**YOUR OBJECTIVE:** Spot each line that carries the word "Utilization"; copy those lines.

Stored items from a collection:
++++++++++++++++++++
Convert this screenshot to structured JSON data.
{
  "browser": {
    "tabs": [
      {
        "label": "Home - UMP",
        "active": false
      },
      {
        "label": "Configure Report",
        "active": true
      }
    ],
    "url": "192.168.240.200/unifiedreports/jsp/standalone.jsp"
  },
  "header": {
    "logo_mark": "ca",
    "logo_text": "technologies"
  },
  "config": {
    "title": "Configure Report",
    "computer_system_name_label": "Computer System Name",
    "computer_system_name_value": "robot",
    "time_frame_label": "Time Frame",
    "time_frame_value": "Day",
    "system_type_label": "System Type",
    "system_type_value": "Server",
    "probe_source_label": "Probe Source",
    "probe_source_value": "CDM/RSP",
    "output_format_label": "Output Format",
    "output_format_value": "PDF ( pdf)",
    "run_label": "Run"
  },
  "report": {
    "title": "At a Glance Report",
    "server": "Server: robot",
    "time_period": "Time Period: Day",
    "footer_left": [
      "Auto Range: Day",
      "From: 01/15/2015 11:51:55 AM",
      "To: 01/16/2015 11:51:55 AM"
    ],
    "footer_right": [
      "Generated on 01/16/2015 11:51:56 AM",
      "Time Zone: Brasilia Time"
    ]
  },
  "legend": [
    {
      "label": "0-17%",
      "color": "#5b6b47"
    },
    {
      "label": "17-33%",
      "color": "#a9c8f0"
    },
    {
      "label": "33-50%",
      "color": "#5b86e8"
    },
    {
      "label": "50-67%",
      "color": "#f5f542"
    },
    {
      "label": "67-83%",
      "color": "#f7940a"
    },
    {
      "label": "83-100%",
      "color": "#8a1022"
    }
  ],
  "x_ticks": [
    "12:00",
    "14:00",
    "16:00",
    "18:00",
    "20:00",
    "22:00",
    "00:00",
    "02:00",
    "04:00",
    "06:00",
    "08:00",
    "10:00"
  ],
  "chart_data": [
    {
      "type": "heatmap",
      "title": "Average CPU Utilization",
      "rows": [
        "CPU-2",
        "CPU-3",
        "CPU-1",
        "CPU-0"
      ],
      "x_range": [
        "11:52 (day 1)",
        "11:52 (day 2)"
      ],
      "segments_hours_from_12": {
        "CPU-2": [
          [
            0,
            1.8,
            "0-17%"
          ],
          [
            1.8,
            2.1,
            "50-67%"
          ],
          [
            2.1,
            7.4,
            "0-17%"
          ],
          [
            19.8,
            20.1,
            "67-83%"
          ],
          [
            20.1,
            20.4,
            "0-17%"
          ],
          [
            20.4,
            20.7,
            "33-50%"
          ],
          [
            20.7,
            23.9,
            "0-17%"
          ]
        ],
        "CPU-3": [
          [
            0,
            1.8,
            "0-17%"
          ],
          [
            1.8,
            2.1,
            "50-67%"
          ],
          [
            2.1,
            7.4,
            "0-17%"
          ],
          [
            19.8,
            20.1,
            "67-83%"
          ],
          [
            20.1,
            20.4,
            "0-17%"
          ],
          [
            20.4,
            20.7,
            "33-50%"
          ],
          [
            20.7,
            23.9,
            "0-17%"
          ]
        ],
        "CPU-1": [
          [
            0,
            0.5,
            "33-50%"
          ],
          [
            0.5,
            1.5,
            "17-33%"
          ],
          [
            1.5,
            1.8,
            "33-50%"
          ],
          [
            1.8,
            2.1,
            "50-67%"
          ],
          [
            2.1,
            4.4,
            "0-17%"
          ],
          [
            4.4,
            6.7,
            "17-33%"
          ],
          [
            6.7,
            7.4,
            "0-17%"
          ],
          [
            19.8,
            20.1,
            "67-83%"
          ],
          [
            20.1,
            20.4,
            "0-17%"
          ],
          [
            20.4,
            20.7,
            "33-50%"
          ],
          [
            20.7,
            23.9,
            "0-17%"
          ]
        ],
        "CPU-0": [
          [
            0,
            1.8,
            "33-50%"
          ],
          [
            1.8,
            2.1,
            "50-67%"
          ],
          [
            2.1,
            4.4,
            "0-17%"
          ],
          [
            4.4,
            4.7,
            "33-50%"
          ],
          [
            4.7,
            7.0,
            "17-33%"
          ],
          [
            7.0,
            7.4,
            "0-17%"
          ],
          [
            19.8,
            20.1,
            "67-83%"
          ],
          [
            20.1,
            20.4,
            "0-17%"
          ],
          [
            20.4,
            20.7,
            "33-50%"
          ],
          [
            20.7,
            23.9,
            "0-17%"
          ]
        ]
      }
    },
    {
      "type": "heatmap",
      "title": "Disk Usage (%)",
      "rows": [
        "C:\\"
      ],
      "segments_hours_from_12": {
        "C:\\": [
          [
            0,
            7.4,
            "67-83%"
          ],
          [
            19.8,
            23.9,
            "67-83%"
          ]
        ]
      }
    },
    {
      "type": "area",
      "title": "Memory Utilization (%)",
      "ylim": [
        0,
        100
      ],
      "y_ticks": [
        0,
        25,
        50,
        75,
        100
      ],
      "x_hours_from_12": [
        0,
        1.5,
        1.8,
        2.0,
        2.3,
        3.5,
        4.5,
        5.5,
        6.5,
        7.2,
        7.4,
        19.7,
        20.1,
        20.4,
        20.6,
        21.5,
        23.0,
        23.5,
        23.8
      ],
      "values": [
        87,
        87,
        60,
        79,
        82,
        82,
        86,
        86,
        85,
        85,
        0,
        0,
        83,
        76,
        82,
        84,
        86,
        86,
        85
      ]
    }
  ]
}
++++++++++++++++++++
**TASK ANSWER:**
      "title": "Average CPU Utilization",
      "title": "Memory Utilization (%)",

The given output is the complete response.